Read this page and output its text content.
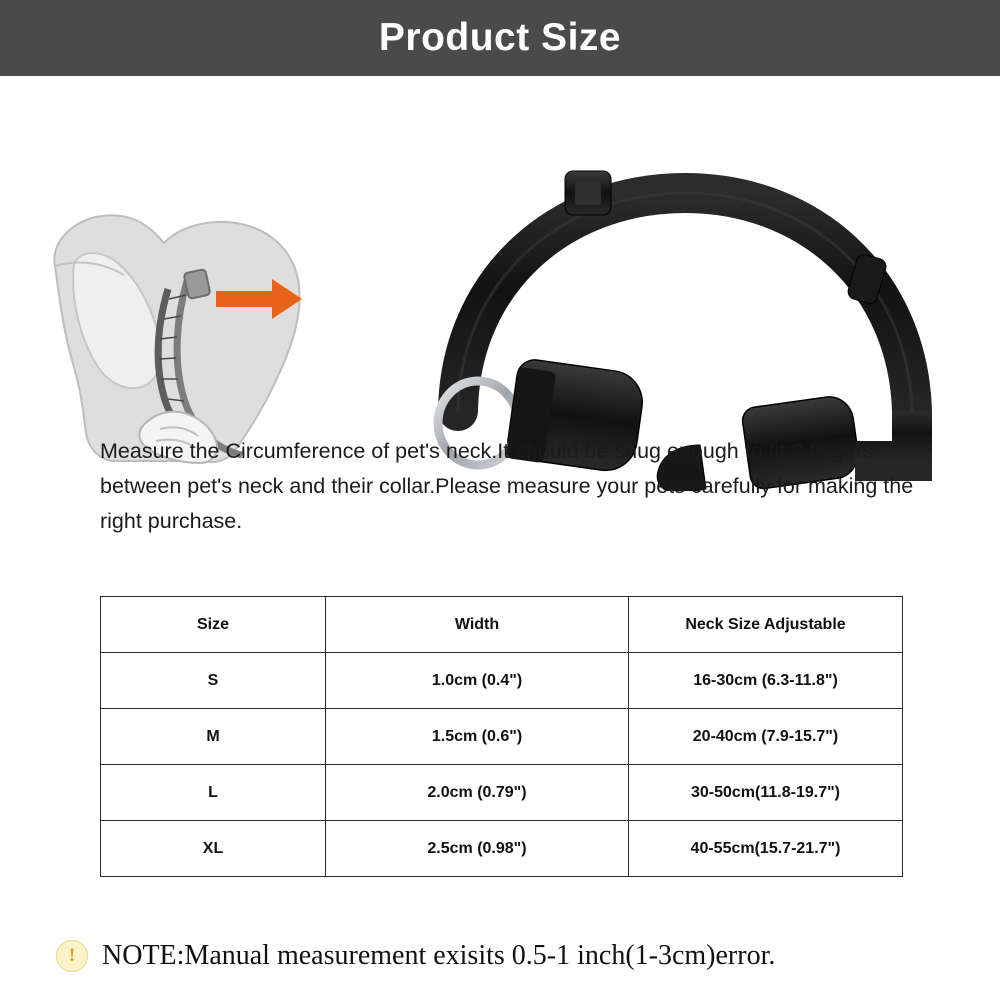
Product Size
Measure the Circumference of pet's neck.It should be snug enough to fit 2 fingers between pet's neck and their collar.Please measure your pets carefully for making the right purchase.
Size	Width	Neck Size Adjustable
S	1.0cm (0.4")	16-30cm (6.3-11.8")
M	1.5cm (0.6")	20-40cm (7.9-15.7")
L	2.0cm (0.79")	30-50cm(11.8-19.7")
XL	2.5cm (0.98")	40-55cm(15.7-21.7")
! NOTE:Manual measurement exisits 0.5-1 inch(1-3cm)error.
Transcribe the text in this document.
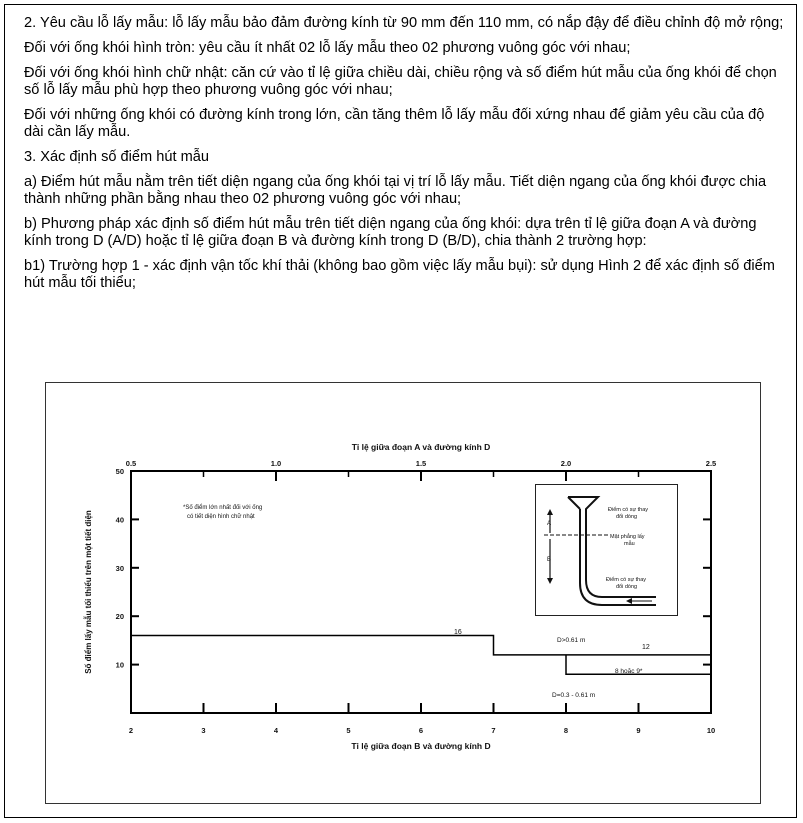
2. Yêu cầu lỗ lấy mẫu: lỗ lấy mẫu bảo đảm đường kính từ 90 mm đến 110 mm, có nắp đậy để điều chỉnh độ mở rộng;

Đối với ống khói hình tròn: yêu cầu ít nhất 02 lỗ lấy mẫu theo 02 phương vuông góc với nhau;

Đối với ống khói hình chữ nhật: căn cứ vào tỉ lệ giữa chiều dài, chiều rộng và số điểm hút mẫu của ống khói để chọn số lỗ lấy mẫu phù hợp theo phương vuông góc với nhau;

Đối với những ống khói có đường kính trong lớn, cần tăng thêm lỗ lấy mẫu đối xứng nhau để giảm yêu cầu của độ dài cần lấy mẫu.

3. Xác định số điểm hút mẫu

a) Điểm hút mẫu nằm trên tiết diện ngang của ống khói tại vị trí lỗ lấy mẫu. Tiết diện ngang của ống khói được chia thành những phần bằng nhau theo 02 phương vuông góc với nhau;

b) Phương pháp xác định số điểm hút mẫu trên tiết diện ngang của ống khói: dựa trên tỉ lệ giữa đoạn A và đường kính trong D (A/D) hoặc tỉ lệ giữa đoạn B và đường kính trong D (B/D), chia thành 2 trường hợp:

b1) Trường hợp 1 - xác định vận tốc khí thải (không bao gồm việc lấy mẫu bụi): sử dụng Hình 2 để xác định số điểm hút mẫu tối thiểu;

Tỉ lệ giữa đoạn A và đường kính D
0.5	1.0	1.5	2.0	2.5
Tỉ lệ giữa đoạn B và đường kính D
2	3	4	5	6	7	8	9	10
Số điểm lấy mẫu tối thiểu trên một tiết diện
50
40
30
20
10
*Số điểm lớn nhất đối với ống
có tiết diện hình chữ nhật
16
12
D>0.61 m
8 hoặc 9*
D=0.3 - 0.61 m
A
B
Điểm có sự thay
đổi dòng
Mặt phẳng lấy
mẫu
Điểm có sự thay
đổi dòng
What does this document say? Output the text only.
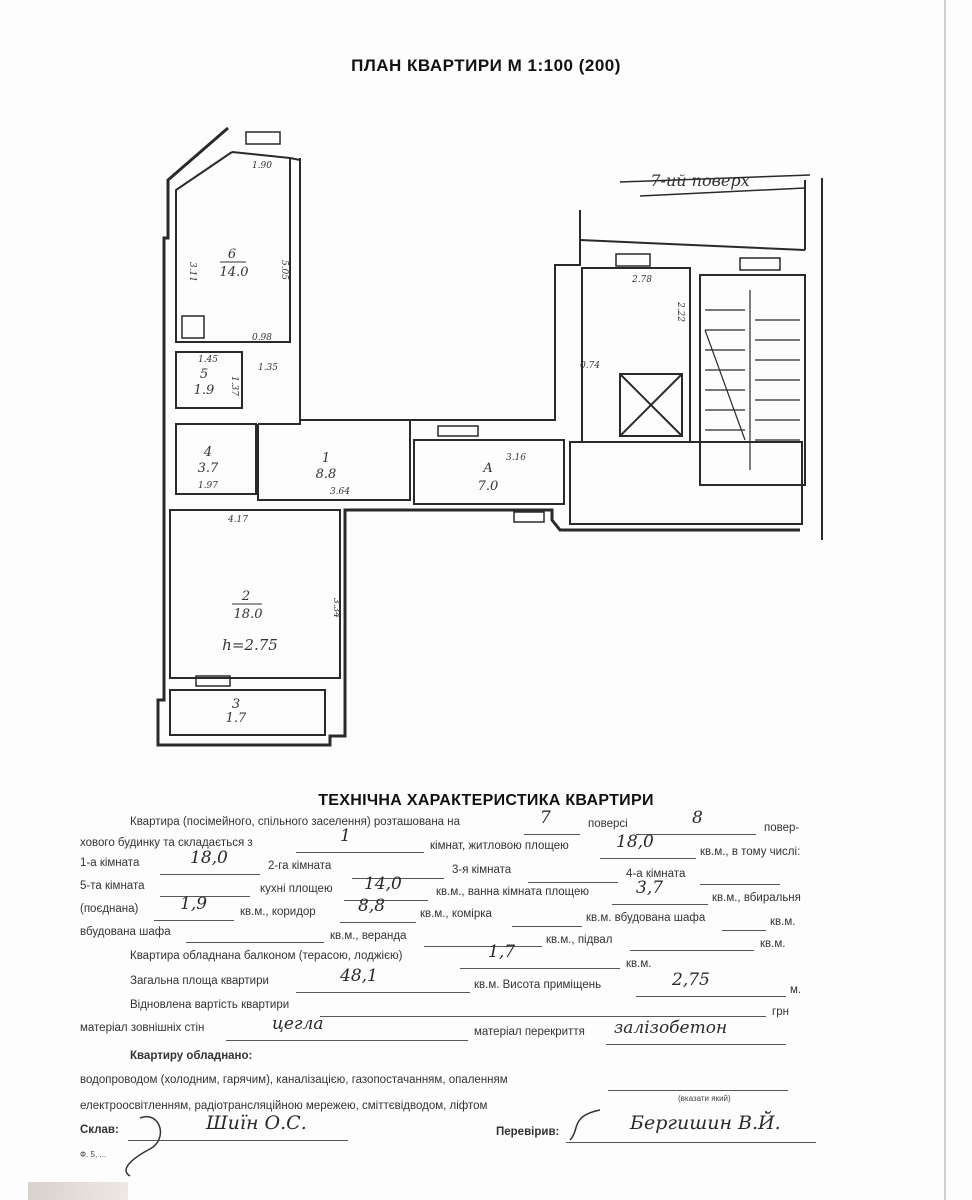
ПЛАН КВАРТИРИ М 1:100 (200)
6
14.0
5
1.9
4
3.7
1
8.8	А
7.0
2
18.0
h=2.75
3
1.7
7-ий поверх
1.90
3.11	5.05
0.98
1.45
1.35
1.37
1.97
3.64
3.16
4.17
3.34
2.78
2.22
0.74
ТЕХНІЧНА ХАРАКТЕРИСТИКА КВАРТИРИ
Квартира (посімейного, спільного заселення) розташована на	7	поверсі	8	повер-
хового будинку та складається з	1	кімнат, житловою площею	18,0	кв.м., в тому числі:
1-а кімната	18,0	2-га кімната	3-я кімната	4-а кімната
5-та кімната	кухні площею 14,0	кв.м., ванна кімната площею	3,7	кв.м., вбиральня
(поєднана) 1,9	кв.м., коридор 8,8	кв.м., комірка	кв.м. вбудована шафа	кв.м.
вбудована шафа	кв.м., веранда	кв.м., підвал	кв.м.
Квартира обладнана балконом (терасою, лоджією)	1,7
кв.м.
Загальна площа квартири	48,1	кв.м. Висота приміщень	2,75	м.
Відновлена вартість квартири
грн
матеріал зовнішніх стін	цегла	матеріал перекриття залізобетон
Квартиру обладнано:
водопроводом (холодним, гарячим), каналізацією, газопостачанням, опаленням
(вказати який)
електроосвітленням, радіотрансляційною мережею, сміттєвідводом, ліфтом
Склав:	Шиїн О.С.	Перевірив:	Бергишин В.Й.
Ф. 5, ...
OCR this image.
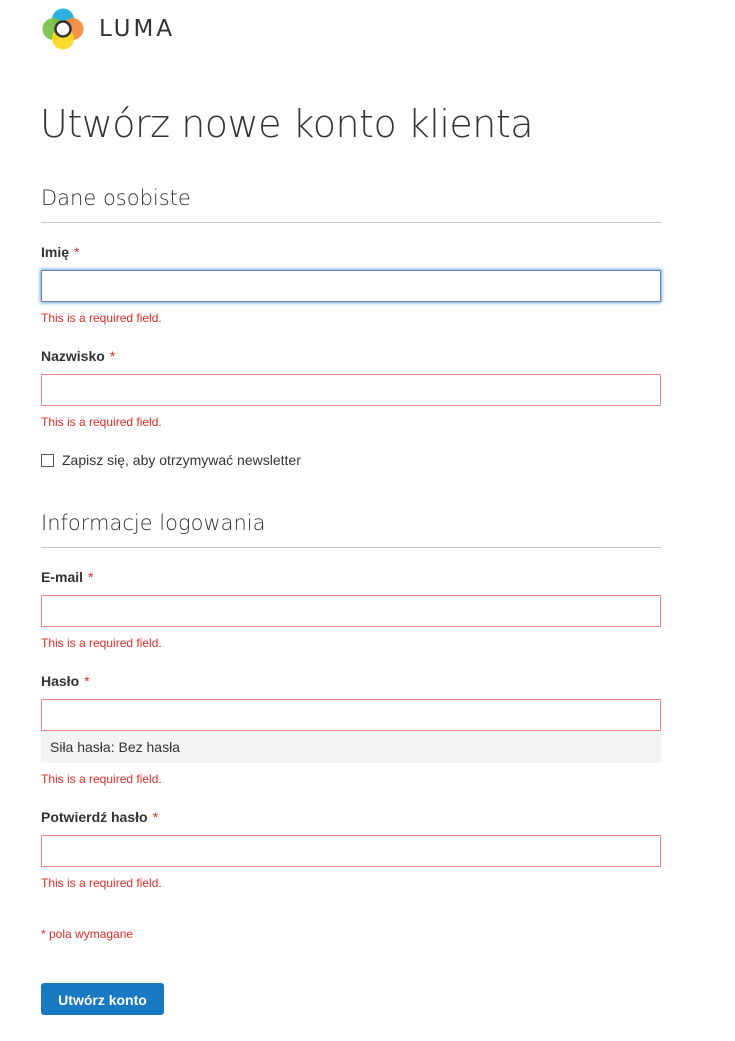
LUMA
Utwórz nowe konto klienta
Dane osobiste
Imię *
This is a required field.
Nazwisko *
This is a required field.
Zapisz się, aby otrzymywać newsletter
Informacje logowania
E-mail *
This is a required field.
Hasło *
Siła hasła: Bez hasła
This is a required field.
Potwierdź hasło *
This is a required field.
* pola wymagane
Utwórz konto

● WHAT YOU ARE ASKED TO DO
Beginning at the line that contains "OCR this image.", retype each line of the data above through the very last one. Do not retype the pictures.

● WORKED SOLUTION
OCR this image.
LUMA
Utwórz nowe konto klienta
Dane osobiste
Imię *
This is a required field.
Nazwisko *
This is a required field.
Zapisz się, aby otrzymywać newsletter
Informacje logowania
E-mail *
This is a required field.
Hasło *
Siła hasła: Bez hasła
This is a required field.
Potwierdź hasło *
This is a required field.
* pola wymagane
Utwórz konto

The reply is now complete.